* _Stated exercise_
Transcribe the records that follow exactly. Skip the pictures.

Saved data entries
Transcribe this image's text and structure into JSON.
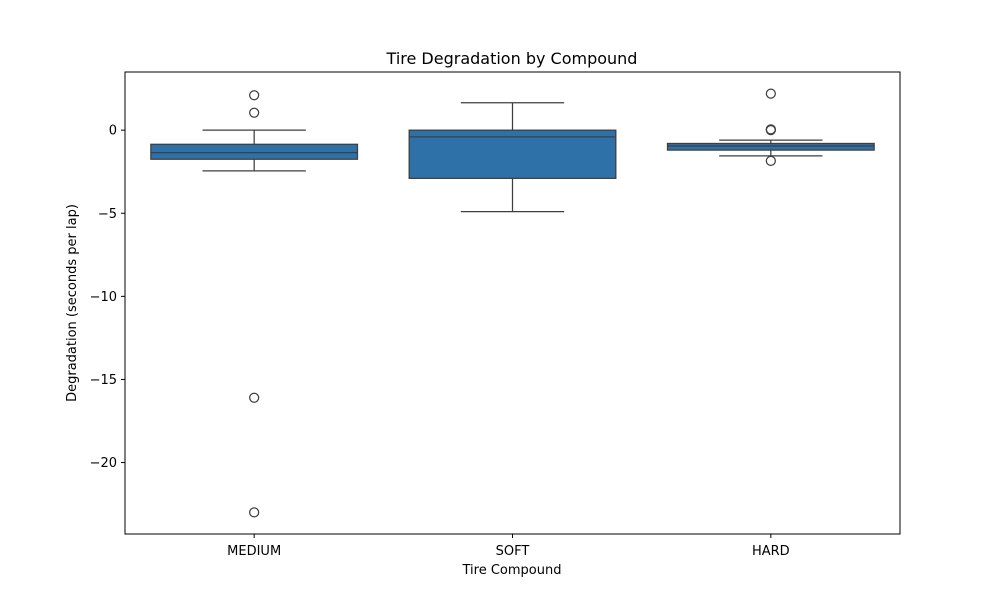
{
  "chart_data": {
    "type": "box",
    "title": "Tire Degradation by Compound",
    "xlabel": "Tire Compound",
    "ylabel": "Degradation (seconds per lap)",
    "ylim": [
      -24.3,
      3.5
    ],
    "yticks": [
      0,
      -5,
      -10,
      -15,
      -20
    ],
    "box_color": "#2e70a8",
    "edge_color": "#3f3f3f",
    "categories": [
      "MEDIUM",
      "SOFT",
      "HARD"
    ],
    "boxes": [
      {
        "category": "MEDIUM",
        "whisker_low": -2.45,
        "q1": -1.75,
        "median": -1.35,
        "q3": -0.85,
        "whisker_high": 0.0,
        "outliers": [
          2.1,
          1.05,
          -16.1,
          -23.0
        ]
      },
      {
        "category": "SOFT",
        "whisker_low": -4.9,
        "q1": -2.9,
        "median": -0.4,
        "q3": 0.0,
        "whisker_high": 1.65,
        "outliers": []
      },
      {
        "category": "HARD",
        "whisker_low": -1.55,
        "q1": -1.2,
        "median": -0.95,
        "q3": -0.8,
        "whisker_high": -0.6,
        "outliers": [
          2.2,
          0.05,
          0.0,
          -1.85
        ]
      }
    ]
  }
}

* _Solution to this exercise_
Transcribe this image's text and structure into JSON.
{
  "chart_data": {
    "type": "box",
    "title": "Tire Degradation by Compound",
    "xlabel": "Tire Compound",
    "ylabel": "Degradation (seconds per lap)",
    "ylim": [
      -24.3,
      3.5
    ],
    "yticks": [
      0,
      -5,
      -10,
      -15,
      -20
    ],
    "box_color": "#2e70a8",
    "edge_color": "#3f3f3f",
    "categories": [
      "MEDIUM",
      "SOFT",
      "HARD"
    ],
    "boxes": [
      {
        "category": "MEDIUM",
        "whisker_low": -2.45,
        "q1": -1.75,
        "median": -1.35,
        "q3": -0.85,
        "whisker_high": 0.0,
        "outliers": [
          2.1,
          1.05,
          -16.1,
          -23.0
        ]
      },
      {
        "category": "SOFT",
        "whisker_low": -4.9,
        "q1": -2.9,
        "median": -0.4,
        "q3": 0.0,
        "whisker_high": 1.65,
        "outliers": []
      },
      {
        "category": "HARD",
        "whisker_low": -1.55,
        "q1": -1.2,
        "median": -0.95,
        "q3": -0.8,
        "whisker_high": -0.6,
        "outliers": [
          2.2,
          0.05,
          0.0,
          -1.85
        ]
      }
    ]
  }
}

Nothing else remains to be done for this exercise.